TASK TO CARRY OUT » Quote the records that follow in full, leaving the pictures out.

-- Start of STORED ROWS --

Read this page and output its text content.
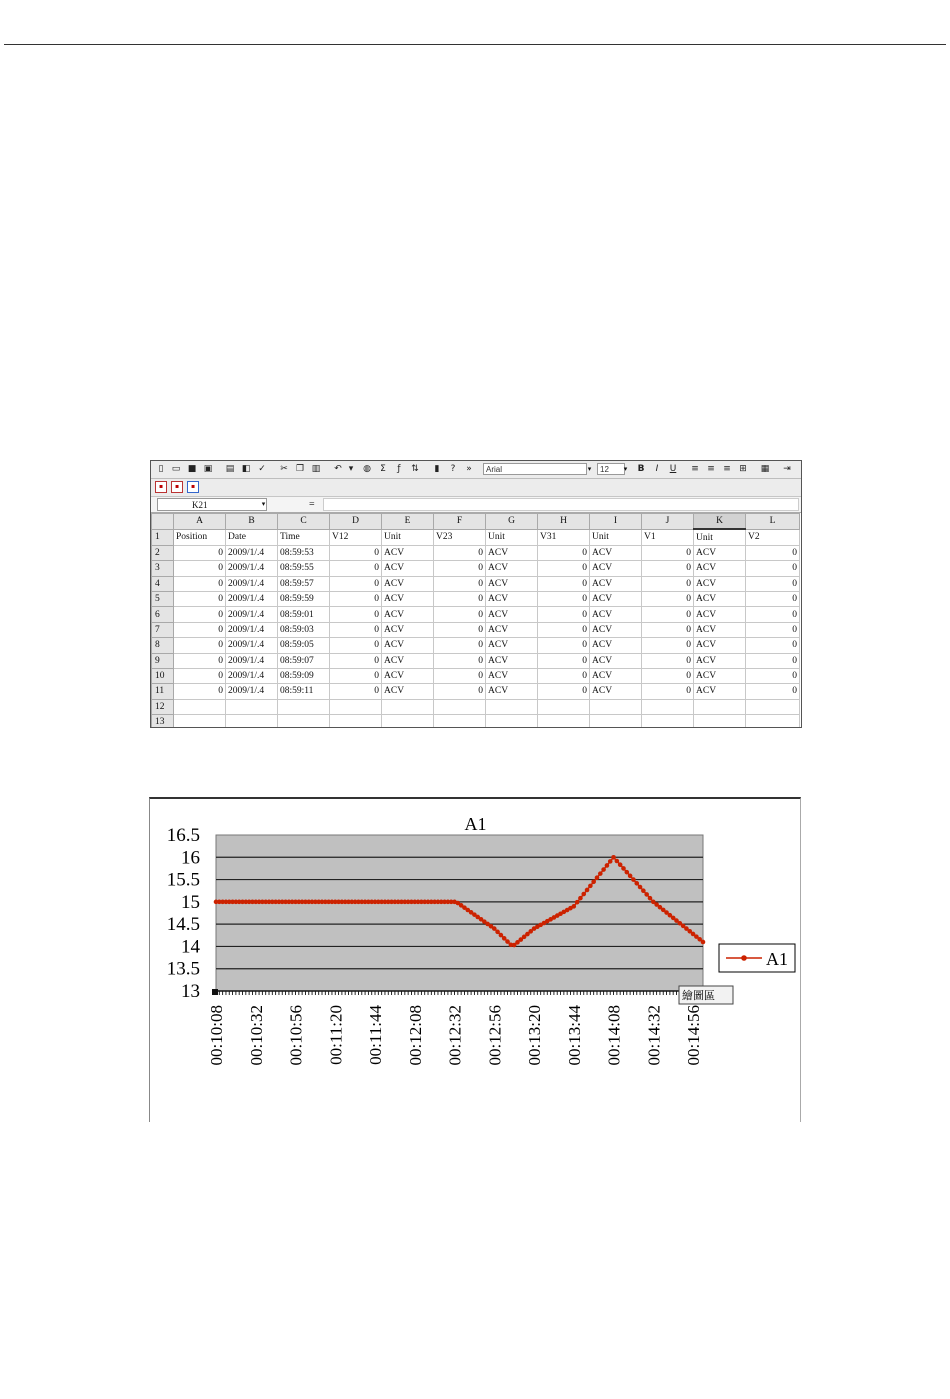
▯ ▭ ■ ▣ ▤ ◧ ✓ ✂ ❐ ▥ ↶ ▾	◍	Σ	ƒ	⇅	▮	?	»	Arial	▾	12	▾	B	I	U	≡ ≡ ≡ ⊞ ▦ ⇥
▪	▪	▪
K21	▾	=
	A	B	C	D	E	F	G	H	I	J	K	L
1	Position	Date	Time	V12	Unit	V23	Unit	V31	Unit	V1	Unit	V2
2	0	2009/1/.4	08:59:53	0	ACV	0	ACV	0	ACV	0	ACV	0
3	0	2009/1/.4	08:59:55	0	ACV	0	ACV	0	ACV	0	ACV	0
4	0	2009/1/.4	08:59:57	0	ACV	0	ACV	0	ACV	0	ACV	0
5	0	2009/1/.4	08:59:59	0	ACV	0	ACV	0	ACV	0	ACV	0
6	0	2009/1/.4	08:59:01	0	ACV	0	ACV	0	ACV	0	ACV	0
7	0	2009/1/.4	08:59:03	0	ACV	0	ACV	0	ACV	0	ACV	0
8	0	2009/1/.4	08:59:05	0	ACV	0	ACV	0	ACV	0	ACV	0
9	0	2009/1/.4	08:59:07	0	ACV	0	ACV	0	ACV	0	ACV	0
10	0	2009/1/.4	08:59:09	0	ACV	0	ACV	0	ACV	0	ACV	0
11	0	2009/1/.4	08:59:11	0	ACV	0	ACV	0	ACV	0	ACV	0
12												
13												
13
13.5
14
14.5
15
15.5
16
16.5
00:10:08 00:10:32 00:10:56 00:11:20 00:11:44 00:12:08 00:12:32 00:12:56 00:13:20 00:13:44 00:14:08 00:14:32 00:14:56
A1
A1
繪圖區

-- End of STORED ROWS --

TASK RESPONSE »
Read this page and output its text content.
▯ ▭ ■ ▣ ▤ ◧ ✓ ✂ ❐ ▥ ↶ ▾	◍	Σ	ƒ	⇅	▮	?	»	Arial	▾	12	▾	B	I	U	≡ ≡ ≡ ⊞ ▦ ⇥
▪	▪	▪
K21	▾	=
	A	B	C	D	E	F	G	H	I	J	K	L
1	Position	Date	Time	V12	Unit	V23	Unit	V31	Unit	V1	Unit	V2
2	0	2009/1/.4	08:59:53	0	ACV	0	ACV	0	ACV	0	ACV	0
3	0	2009/1/.4	08:59:55	0	ACV	0	ACV	0	ACV	0	ACV	0
4	0	2009/1/.4	08:59:57	0	ACV	0	ACV	0	ACV	0	ACV	0
5	0	2009/1/.4	08:59:59	0	ACV	0	ACV	0	ACV	0	ACV	0
6	0	2009/1/.4	08:59:01	0	ACV	0	ACV	0	ACV	0	ACV	0
7	0	2009/1/.4	08:59:03	0	ACV	0	ACV	0	ACV	0	ACV	0
8	0	2009/1/.4	08:59:05	0	ACV	0	ACV	0	ACV	0	ACV	0
9	0	2009/1/.4	08:59:07	0	ACV	0	ACV	0	ACV	0	ACV	0
10	0	2009/1/.4	08:59:09	0	ACV	0	ACV	0	ACV	0	ACV	0
11	0	2009/1/.4	08:59:11	0	ACV	0	ACV	0	ACV	0	ACV	0
12												
13												
13
13.5
14
14.5
15
15.5
16
16.5
00:10:08 00:10:32 00:10:56 00:11:20 00:11:44 00:12:08 00:12:32 00:12:56 00:13:20 00:13:44 00:14:08 00:14:32 00:14:56
A1
A1
繪圖區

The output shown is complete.